#### [THE REQUEST]
Copy each line below without leaving any out.

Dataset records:
┄┄┄┄┄┄┄┄┄┄

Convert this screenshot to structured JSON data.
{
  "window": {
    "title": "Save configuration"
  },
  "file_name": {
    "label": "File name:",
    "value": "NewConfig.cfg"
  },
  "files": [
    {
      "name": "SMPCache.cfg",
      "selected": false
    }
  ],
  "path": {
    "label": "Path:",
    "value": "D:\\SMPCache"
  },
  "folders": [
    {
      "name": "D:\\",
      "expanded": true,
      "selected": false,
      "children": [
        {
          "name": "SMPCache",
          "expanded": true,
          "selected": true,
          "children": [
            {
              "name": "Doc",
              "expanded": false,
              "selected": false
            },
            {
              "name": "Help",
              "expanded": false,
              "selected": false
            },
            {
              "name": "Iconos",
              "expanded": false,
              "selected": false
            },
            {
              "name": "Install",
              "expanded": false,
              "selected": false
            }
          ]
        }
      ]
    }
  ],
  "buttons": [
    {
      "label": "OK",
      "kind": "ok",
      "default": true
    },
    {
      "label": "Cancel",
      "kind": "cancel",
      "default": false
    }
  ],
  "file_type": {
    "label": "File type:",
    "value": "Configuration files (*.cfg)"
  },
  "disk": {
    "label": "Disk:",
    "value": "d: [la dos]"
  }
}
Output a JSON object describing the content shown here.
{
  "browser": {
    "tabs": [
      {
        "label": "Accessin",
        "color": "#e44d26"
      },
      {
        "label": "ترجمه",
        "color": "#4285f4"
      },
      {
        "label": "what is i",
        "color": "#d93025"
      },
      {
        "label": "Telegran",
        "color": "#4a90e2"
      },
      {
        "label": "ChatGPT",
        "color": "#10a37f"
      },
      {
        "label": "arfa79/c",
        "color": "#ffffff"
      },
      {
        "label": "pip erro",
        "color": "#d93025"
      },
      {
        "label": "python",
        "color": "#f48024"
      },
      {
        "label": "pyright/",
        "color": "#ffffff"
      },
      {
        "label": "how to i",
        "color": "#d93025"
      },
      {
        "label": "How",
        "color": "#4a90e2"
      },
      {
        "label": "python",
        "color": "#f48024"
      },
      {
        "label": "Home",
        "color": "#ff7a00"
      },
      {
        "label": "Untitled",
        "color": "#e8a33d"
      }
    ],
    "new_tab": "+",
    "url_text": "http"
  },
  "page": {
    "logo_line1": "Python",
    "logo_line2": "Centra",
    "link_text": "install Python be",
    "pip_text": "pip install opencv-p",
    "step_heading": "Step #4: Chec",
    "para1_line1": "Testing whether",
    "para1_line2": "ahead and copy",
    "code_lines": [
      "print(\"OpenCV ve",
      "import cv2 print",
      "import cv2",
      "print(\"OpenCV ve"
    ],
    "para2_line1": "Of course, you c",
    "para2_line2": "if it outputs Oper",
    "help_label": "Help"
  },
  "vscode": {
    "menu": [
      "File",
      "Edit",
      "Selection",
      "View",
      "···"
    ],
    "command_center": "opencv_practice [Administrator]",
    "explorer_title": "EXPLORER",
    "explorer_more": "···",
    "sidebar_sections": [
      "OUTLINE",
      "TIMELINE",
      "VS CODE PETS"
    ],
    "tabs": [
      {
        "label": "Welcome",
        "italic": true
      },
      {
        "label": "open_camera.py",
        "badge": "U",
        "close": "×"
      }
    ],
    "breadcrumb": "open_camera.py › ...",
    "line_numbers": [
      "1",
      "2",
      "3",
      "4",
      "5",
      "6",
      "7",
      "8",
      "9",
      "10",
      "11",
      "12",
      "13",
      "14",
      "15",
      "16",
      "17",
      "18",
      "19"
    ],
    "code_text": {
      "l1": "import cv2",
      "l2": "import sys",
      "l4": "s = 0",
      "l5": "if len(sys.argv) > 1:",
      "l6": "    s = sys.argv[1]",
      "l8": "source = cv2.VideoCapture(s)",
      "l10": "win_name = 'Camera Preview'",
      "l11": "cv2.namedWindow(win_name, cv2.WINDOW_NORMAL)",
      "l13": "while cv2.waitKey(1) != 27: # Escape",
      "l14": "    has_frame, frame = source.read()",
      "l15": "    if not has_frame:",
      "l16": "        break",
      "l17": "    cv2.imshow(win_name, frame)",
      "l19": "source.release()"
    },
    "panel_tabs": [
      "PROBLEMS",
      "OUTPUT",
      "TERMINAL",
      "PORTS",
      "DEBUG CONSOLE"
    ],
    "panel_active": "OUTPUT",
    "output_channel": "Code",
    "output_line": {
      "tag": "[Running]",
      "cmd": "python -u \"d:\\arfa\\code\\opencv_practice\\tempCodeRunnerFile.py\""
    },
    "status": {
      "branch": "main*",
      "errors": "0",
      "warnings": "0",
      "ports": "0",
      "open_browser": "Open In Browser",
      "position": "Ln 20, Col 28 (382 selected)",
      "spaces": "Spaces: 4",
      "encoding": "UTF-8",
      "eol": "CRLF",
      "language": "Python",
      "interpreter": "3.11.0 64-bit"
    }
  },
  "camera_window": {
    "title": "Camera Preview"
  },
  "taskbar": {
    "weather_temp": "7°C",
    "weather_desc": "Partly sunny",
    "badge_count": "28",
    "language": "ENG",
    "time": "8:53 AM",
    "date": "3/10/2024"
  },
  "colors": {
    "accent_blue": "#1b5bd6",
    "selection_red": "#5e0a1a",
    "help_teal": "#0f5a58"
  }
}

┄┄┄┄┄┄┄┄┄┄

#### [TASK SOLUTION]
Convert this screenshot to structured JSON data.
{
  "window": {
    "title": "Save configuration"
  },
  "file_name": {
    "label": "File name:",
    "value": "NewConfig.cfg"
  },
  "files": [
    {
      "name": "SMPCache.cfg",
      "selected": false
    }
  ],
  "path": {
    "label": "Path:",
    "value": "D:\\SMPCache"
  },
  "folders": [
    {
      "name": "D:\\",
      "expanded": true,
      "selected": false,
      "children": [
        {
          "name": "SMPCache",
          "expanded": true,
          "selected": true,
          "children": [
            {
              "name": "Doc",
              "expanded": false,
              "selected": false
            },
            {
              "name": "Help",
              "expanded": false,
              "selected": false
            },
            {
              "name": "Iconos",
              "expanded": false,
              "selected": false
            },
            {
              "name": "Install",
              "expanded": false,
              "selected": false
            }
          ]
        }
      ]
    }
  ],
  "buttons": [
    {
      "label": "OK",
      "kind": "ok",
      "default": true
    },
    {
      "label": "Cancel",
      "kind": "cancel",
      "default": false
    }
  ],
  "file_type": {
    "label": "File type:",
    "value": "Configuration files (*.cfg)"
  },
  "disk": {
    "label": "Disk:",
    "value": "d: [la dos]"
  }
}
Output a JSON object describing the content shown here.
{
  "browser": {
    "tabs": [
      {
        "label": "Accessin",
        "color": "#e44d26"
      },
      {
        "label": "ترجمه",
        "color": "#4285f4"
      },
      {
        "label": "what is i",
        "color": "#d93025"
      },
      {
        "label": "Telegran",
        "color": "#4a90e2"
      },
      {
        "label": "ChatGPT",
        "color": "#10a37f"
      },
      {
        "label": "arfa79/c",
        "color": "#ffffff"
      },
      {
        "label": "pip erro",
        "color": "#d93025"
      },
      {
        "label": "python",
        "color": "#f48024"
      },
      {
        "label": "pyright/",
        "color": "#ffffff"
      },
      {
        "label": "how to i",
        "color": "#d93025"
      },
      {
        "label": "How",
        "color": "#4a90e2"
      },
      {
        "label": "python",
        "color": "#f48024"
      },
      {
        "label": "Home",
        "color": "#ff7a00"
      },
      {
        "label": "Untitled",
        "color": "#e8a33d"
      }
    ],
    "new_tab": "+",
    "url_text": "http"
  },
  "page": {
    "logo_line1": "Python",
    "logo_line2": "Centra",
    "link_text": "install Python be",
    "pip_text": "pip install opencv-p",
    "step_heading": "Step #4: Chec",
    "para1_line1": "Testing whether",
    "para1_line2": "ahead and copy",
    "code_lines": [
      "print(\"OpenCV ve",
      "import cv2 print",
      "import cv2",
      "print(\"OpenCV ve"
    ],
    "para2_line1": "Of course, you c",
    "para2_line2": "if it outputs Oper",
    "help_label": "Help"
  },
  "vscode": {
    "menu": [
      "File",
      "Edit",
      "Selection",
      "View",
      "···"
    ],
    "command_center": "opencv_practice [Administrator]",
    "explorer_title": "EXPLORER",
    "explorer_more": "···",
    "sidebar_sections": [
      "OUTLINE",
      "TIMELINE",
      "VS CODE PETS"
    ],
    "tabs": [
      {
        "label": "Welcome",
        "italic": true
      },
      {
        "label": "open_camera.py",
        "badge": "U",
        "close": "×"
      }
    ],
    "breadcrumb": "open_camera.py › ...",
    "line_numbers": [
      "1",
      "2",
      "3",
      "4",
      "5",
      "6",
      "7",
      "8",
      "9",
      "10",
      "11",
      "12",
      "13",
      "14",
      "15",
      "16",
      "17",
      "18",
      "19"
    ],
    "code_text": {
      "l1": "import cv2",
      "l2": "import sys",
      "l4": "s = 0",
      "l5": "if len(sys.argv) > 1:",
      "l6": "    s = sys.argv[1]",
      "l8": "source = cv2.VideoCapture(s)",
      "l10": "win_name = 'Camera Preview'",
      "l11": "cv2.namedWindow(win_name, cv2.WINDOW_NORMAL)",
      "l13": "while cv2.waitKey(1) != 27: # Escape",
      "l14": "    has_frame, frame = source.read()",
      "l15": "    if not has_frame:",
      "l16": "        break",
      "l17": "    cv2.imshow(win_name, frame)",
      "l19": "source.release()"
    },
    "panel_tabs": [
      "PROBLEMS",
      "OUTPUT",
      "TERMINAL",
      "PORTS",
      "DEBUG CONSOLE"
    ],
    "panel_active": "OUTPUT",
    "output_channel": "Code",
    "output_line": {
      "tag": "[Running]",
      "cmd": "python -u \"d:\\arfa\\code\\opencv_practice\\tempCodeRunnerFile.py\""
    },
    "status": {
      "branch": "main*",
      "errors": "0",
      "warnings": "0",
      "ports": "0",
      "open_browser": "Open In Browser",
      "position": "Ln 20, Col 28 (382 selected)",
      "spaces": "Spaces: 4",
      "encoding": "UTF-8",
      "eol": "CRLF",
      "language": "Python",
      "interpreter": "3.11.0 64-bit"
    }
  },
  "camera_window": {
    "title": "Camera Preview"
  },
  "taskbar": {
    "weather_temp": "7°C",
    "weather_desc": "Partly sunny",
    "badge_count": "28",
    "language": "ENG",
    "time": "8:53 AM",
    "date": "3/10/2024"
  },
  "colors": {
    "accent_blue": "#1b5bd6",
    "selection_red": "#5e0a1a",
    "help_teal": "#0f5a58"
  }
}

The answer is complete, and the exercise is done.